** Begin **
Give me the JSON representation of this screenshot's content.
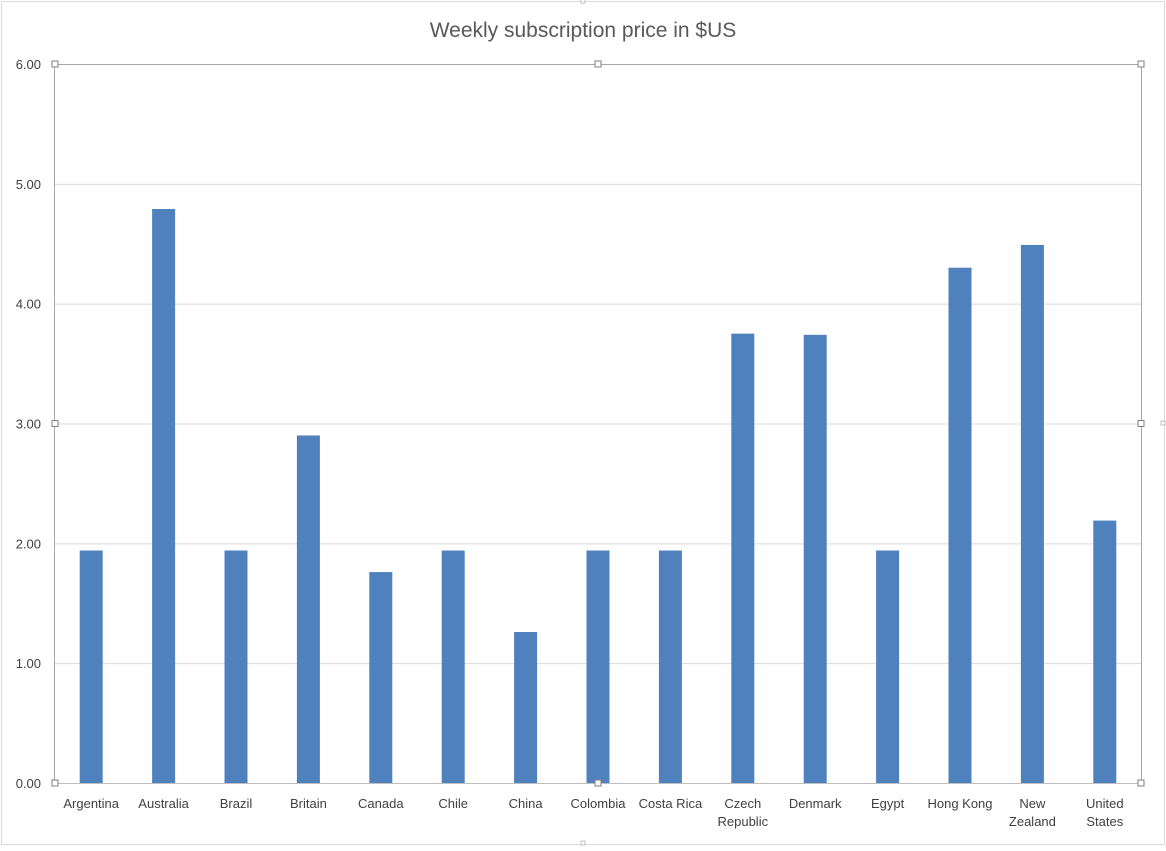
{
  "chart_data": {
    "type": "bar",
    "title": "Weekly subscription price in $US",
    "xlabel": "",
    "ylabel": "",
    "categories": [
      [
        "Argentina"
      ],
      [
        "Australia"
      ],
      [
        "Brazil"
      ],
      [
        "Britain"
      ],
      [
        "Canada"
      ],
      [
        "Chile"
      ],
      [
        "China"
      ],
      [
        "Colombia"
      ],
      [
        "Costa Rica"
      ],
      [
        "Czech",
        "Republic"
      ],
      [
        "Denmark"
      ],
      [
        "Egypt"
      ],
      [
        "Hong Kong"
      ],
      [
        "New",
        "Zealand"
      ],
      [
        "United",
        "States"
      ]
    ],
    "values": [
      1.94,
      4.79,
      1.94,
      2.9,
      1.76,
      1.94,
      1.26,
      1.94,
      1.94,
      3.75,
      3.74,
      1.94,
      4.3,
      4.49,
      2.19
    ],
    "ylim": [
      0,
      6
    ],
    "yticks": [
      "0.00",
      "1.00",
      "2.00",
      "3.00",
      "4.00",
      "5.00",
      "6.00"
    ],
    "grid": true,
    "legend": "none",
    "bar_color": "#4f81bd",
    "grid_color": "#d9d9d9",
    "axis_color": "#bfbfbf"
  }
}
** End **
▶ [TASK REQUIREMENTS]
Write out all the entries exactly, except for the pictures.

▶ [TASK ANSWER]
Give me the JSON representation of this screenshot's content.
{
  "chart_data": {
    "type": "bar",
    "title": "Weekly subscription price in $US",
    "xlabel": "",
    "ylabel": "",
    "categories": [
      [
        "Argentina"
      ],
      [
        "Australia"
      ],
      [
        "Brazil"
      ],
      [
        "Britain"
      ],
      [
        "Canada"
      ],
      [
        "Chile"
      ],
      [
        "China"
      ],
      [
        "Colombia"
      ],
      [
        "Costa Rica"
      ],
      [
        "Czech",
        "Republic"
      ],
      [
        "Denmark"
      ],
      [
        "Egypt"
      ],
      [
        "Hong Kong"
      ],
      [
        "New",
        "Zealand"
      ],
      [
        "United",
        "States"
      ]
    ],
    "values": [
      1.94,
      4.79,
      1.94,
      2.9,
      1.76,
      1.94,
      1.26,
      1.94,
      1.94,
      3.75,
      3.74,
      1.94,
      4.3,
      4.49,
      2.19
    ],
    "ylim": [
      0,
      6
    ],
    "yticks": [
      "0.00",
      "1.00",
      "2.00",
      "3.00",
      "4.00",
      "5.00",
      "6.00"
    ],
    "grid": true,
    "legend": "none",
    "bar_color": "#4f81bd",
    "grid_color": "#d9d9d9",
    "axis_color": "#bfbfbf"
  }
}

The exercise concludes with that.